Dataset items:
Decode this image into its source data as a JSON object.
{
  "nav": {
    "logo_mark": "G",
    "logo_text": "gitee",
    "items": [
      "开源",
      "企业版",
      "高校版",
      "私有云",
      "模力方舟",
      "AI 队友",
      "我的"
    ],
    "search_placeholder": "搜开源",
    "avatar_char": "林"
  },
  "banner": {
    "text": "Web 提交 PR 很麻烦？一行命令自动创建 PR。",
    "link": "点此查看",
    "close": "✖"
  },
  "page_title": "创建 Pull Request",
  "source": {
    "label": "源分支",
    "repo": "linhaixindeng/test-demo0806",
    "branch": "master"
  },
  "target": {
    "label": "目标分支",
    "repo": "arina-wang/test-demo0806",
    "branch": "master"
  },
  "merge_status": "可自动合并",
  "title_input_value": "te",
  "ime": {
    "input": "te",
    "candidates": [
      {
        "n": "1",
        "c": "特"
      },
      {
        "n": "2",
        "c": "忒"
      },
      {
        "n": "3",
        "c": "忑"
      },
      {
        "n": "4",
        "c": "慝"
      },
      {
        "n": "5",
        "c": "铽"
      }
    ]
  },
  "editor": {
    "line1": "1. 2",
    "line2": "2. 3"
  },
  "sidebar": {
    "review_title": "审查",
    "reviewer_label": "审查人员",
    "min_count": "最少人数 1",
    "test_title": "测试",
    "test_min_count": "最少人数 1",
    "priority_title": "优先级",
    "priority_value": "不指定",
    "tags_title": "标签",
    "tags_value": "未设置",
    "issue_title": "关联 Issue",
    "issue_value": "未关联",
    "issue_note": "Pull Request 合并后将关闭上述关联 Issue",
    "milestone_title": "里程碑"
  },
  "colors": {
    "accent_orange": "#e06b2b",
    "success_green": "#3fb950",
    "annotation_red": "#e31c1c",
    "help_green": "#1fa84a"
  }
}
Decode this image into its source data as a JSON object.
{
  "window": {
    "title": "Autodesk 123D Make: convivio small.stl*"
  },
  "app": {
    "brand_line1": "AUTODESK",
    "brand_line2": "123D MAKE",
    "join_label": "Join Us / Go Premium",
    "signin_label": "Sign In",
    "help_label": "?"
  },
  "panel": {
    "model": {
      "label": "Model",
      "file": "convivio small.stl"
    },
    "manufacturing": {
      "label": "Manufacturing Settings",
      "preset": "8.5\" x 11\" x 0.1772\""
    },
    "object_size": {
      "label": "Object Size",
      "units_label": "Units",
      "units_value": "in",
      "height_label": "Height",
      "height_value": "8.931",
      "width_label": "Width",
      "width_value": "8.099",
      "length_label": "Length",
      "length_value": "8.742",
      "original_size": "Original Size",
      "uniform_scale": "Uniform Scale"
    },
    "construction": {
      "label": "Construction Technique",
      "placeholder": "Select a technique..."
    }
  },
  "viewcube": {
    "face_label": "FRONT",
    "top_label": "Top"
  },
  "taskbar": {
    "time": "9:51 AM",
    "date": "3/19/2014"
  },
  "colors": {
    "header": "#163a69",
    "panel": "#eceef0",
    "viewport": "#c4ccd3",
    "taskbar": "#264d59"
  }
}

◆ Your task: Extract all of the material exactly as it is written.

◆ Result of the task:
Decode this image into its source data as a JSON object.
{
  "nav": {
    "logo_mark": "G",
    "logo_text": "gitee",
    "items": [
      "开源",
      "企业版",
      "高校版",
      "私有云",
      "模力方舟",
      "AI 队友",
      "我的"
    ],
    "search_placeholder": "搜开源",
    "avatar_char": "林"
  },
  "banner": {
    "text": "Web 提交 PR 很麻烦？一行命令自动创建 PR。",
    "link": "点此查看",
    "close": "✖"
  },
  "page_title": "创建 Pull Request",
  "source": {
    "label": "源分支",
    "repo": "linhaixindeng/test-demo0806",
    "branch": "master"
  },
  "target": {
    "label": "目标分支",
    "repo": "arina-wang/test-demo0806",
    "branch": "master"
  },
  "merge_status": "可自动合并",
  "title_input_value": "te",
  "ime": {
    "input": "te",
    "candidates": [
      {
        "n": "1",
        "c": "特"
      },
      {
        "n": "2",
        "c": "忒"
      },
      {
        "n": "3",
        "c": "忑"
      },
      {
        "n": "4",
        "c": "慝"
      },
      {
        "n": "5",
        "c": "铽"
      }
    ]
  },
  "editor": {
    "line1": "1. 2",
    "line2": "2. 3"
  },
  "sidebar": {
    "review_title": "审查",
    "reviewer_label": "审查人员",
    "min_count": "最少人数 1",
    "test_title": "测试",
    "test_min_count": "最少人数 1",
    "priority_title": "优先级",
    "priority_value": "不指定",
    "tags_title": "标签",
    "tags_value": "未设置",
    "issue_title": "关联 Issue",
    "issue_value": "未关联",
    "issue_note": "Pull Request 合并后将关闭上述关联 Issue",
    "milestone_title": "里程碑"
  },
  "colors": {
    "accent_orange": "#e06b2b",
    "success_green": "#3fb950",
    "annotation_red": "#e31c1c",
    "help_green": "#1fa84a"
  }
}
Decode this image into its source data as a JSON object.
{
  "window": {
    "title": "Autodesk 123D Make: convivio small.stl*"
  },
  "app": {
    "brand_line1": "AUTODESK",
    "brand_line2": "123D MAKE",
    "join_label": "Join Us / Go Premium",
    "signin_label": "Sign In",
    "help_label": "?"
  },
  "panel": {
    "model": {
      "label": "Model",
      "file": "convivio small.stl"
    },
    "manufacturing": {
      "label": "Manufacturing Settings",
      "preset": "8.5\" x 11\" x 0.1772\""
    },
    "object_size": {
      "label": "Object Size",
      "units_label": "Units",
      "units_value": "in",
      "height_label": "Height",
      "height_value": "8.931",
      "width_label": "Width",
      "width_value": "8.099",
      "length_label": "Length",
      "length_value": "8.742",
      "original_size": "Original Size",
      "uniform_scale": "Uniform Scale"
    },
    "construction": {
      "label": "Construction Technique",
      "placeholder": "Select a technique..."
    }
  },
  "viewcube": {
    "face_label": "FRONT",
    "top_label": "Top"
  },
  "taskbar": {
    "time": "9:51 AM",
    "date": "3/19/2014"
  },
  "colors": {
    "header": "#163a69",
    "panel": "#eceef0",
    "viewport": "#c4ccd3",
    "taskbar": "#264d59"
  }
}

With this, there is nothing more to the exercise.